Stored entries:

+ + + + +

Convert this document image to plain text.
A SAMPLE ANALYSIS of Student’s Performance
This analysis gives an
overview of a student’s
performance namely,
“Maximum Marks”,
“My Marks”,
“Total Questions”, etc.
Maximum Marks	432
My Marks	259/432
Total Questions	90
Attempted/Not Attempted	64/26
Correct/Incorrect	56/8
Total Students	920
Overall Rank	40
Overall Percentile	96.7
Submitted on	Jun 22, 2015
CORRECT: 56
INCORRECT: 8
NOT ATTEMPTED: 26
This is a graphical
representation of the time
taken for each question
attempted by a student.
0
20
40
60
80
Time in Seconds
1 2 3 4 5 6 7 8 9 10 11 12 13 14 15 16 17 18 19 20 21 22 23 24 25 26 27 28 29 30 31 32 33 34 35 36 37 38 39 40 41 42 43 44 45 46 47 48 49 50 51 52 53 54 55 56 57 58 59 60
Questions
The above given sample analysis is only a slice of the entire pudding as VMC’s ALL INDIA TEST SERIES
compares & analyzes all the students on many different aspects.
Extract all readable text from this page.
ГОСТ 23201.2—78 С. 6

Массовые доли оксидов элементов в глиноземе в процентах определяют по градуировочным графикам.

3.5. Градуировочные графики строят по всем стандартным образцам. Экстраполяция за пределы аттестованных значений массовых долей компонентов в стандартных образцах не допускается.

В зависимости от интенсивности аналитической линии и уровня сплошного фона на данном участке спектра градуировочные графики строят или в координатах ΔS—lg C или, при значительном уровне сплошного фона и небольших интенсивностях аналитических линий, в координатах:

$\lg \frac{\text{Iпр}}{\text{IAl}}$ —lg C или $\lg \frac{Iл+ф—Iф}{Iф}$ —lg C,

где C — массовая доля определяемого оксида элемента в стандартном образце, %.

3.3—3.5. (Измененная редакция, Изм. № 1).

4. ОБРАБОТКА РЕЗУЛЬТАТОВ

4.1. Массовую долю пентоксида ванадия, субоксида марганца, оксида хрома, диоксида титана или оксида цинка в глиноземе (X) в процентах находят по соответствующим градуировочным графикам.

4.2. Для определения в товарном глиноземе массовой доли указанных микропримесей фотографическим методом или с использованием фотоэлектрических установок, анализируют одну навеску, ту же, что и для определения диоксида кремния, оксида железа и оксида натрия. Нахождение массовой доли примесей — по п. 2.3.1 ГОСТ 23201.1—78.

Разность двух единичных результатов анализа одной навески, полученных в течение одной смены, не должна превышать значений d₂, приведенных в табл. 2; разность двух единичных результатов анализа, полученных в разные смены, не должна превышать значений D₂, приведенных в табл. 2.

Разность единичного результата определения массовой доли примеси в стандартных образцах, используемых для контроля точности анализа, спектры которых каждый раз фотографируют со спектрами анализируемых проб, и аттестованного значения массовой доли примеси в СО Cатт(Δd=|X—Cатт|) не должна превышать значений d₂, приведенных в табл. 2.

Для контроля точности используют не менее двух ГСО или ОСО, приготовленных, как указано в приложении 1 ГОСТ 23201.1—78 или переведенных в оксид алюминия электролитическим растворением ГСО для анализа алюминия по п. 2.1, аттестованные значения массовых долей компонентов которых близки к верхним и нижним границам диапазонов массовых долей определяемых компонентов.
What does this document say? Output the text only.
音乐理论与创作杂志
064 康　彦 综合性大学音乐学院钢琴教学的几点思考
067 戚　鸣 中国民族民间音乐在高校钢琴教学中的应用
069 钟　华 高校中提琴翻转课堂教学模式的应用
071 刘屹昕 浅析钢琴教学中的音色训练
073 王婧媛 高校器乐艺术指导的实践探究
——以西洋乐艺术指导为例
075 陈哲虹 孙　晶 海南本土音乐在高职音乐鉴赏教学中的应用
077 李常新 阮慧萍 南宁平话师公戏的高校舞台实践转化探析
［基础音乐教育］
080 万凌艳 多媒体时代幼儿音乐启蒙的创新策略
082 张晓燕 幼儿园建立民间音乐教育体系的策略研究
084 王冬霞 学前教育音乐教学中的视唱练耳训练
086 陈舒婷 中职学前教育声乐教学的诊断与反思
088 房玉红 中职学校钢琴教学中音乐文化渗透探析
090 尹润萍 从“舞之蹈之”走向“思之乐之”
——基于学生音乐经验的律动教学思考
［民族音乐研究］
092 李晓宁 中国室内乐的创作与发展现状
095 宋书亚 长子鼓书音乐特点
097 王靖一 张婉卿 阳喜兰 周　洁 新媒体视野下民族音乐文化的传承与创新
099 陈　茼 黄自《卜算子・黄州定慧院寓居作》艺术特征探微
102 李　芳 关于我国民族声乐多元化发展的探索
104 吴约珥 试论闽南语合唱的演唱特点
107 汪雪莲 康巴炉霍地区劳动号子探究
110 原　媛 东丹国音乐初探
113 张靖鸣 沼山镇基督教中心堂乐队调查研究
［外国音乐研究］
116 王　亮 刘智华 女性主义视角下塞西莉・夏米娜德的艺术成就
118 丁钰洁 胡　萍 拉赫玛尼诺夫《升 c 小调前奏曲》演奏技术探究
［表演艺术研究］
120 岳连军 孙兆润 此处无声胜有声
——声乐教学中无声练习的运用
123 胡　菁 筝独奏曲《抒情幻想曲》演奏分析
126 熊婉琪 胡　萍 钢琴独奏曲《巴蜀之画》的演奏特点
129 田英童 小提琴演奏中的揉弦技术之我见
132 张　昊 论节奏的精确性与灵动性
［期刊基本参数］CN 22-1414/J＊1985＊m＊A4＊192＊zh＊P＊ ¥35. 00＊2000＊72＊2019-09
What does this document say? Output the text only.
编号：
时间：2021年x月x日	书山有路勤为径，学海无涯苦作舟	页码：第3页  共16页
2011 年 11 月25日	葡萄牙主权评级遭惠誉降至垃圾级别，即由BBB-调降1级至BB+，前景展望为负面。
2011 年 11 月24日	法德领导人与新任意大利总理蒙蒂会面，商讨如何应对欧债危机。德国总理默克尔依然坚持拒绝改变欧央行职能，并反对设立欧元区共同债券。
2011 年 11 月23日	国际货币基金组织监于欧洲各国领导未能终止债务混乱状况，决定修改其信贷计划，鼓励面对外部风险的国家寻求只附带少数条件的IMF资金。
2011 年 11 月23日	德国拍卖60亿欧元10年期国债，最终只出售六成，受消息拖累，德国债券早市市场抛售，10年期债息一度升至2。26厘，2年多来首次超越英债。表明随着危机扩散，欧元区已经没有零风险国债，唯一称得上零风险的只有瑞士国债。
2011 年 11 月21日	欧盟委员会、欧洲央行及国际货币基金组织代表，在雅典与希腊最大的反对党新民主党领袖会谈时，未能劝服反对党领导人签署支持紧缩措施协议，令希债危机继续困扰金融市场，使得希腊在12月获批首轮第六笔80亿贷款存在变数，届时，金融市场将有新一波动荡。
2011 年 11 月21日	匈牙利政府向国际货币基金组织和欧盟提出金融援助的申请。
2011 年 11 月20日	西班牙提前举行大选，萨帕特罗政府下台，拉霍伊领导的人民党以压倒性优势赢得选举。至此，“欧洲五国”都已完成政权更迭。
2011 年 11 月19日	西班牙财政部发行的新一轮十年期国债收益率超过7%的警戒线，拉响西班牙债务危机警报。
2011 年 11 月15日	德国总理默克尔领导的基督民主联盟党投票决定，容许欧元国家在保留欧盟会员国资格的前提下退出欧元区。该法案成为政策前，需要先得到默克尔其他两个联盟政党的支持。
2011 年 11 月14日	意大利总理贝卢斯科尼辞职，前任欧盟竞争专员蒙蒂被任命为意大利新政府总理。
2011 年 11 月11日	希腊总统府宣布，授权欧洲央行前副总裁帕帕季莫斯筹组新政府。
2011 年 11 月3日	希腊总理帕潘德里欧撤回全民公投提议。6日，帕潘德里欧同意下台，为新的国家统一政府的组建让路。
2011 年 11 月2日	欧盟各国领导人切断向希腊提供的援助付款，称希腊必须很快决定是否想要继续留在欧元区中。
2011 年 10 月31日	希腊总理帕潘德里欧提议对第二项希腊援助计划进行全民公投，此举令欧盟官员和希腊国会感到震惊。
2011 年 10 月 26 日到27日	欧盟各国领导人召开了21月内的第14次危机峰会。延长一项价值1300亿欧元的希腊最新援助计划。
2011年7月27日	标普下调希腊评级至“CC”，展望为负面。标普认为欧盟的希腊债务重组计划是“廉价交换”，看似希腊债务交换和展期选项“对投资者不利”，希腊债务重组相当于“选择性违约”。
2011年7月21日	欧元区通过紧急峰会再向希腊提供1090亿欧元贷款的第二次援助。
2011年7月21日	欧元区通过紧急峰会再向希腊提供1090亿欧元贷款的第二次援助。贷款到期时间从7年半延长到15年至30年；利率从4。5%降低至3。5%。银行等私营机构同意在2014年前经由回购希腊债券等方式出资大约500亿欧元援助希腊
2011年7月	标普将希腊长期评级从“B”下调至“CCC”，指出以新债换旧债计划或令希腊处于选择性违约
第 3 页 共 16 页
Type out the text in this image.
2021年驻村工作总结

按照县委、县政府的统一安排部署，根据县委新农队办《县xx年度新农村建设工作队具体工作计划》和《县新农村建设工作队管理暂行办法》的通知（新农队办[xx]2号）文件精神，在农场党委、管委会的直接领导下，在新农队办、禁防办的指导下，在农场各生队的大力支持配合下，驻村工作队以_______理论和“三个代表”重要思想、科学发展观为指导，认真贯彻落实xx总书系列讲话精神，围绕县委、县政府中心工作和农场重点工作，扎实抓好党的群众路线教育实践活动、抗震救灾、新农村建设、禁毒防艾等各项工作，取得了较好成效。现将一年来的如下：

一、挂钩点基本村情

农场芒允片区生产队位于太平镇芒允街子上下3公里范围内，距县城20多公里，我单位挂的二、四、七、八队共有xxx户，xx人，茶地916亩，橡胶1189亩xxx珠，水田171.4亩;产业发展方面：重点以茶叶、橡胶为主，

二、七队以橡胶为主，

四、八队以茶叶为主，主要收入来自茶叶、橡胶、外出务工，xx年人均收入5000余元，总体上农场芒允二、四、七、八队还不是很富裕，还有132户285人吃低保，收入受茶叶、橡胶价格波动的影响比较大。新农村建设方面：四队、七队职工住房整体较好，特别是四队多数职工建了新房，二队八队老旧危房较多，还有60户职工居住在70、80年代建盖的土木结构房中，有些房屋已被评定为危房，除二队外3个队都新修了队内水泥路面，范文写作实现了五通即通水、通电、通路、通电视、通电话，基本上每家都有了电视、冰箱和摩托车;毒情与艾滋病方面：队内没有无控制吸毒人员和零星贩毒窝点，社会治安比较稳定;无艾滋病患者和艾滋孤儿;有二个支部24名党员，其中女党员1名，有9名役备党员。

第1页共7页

+ + + + +

Each line that holds the string "Overall" counts once; give the total and nothing else.

2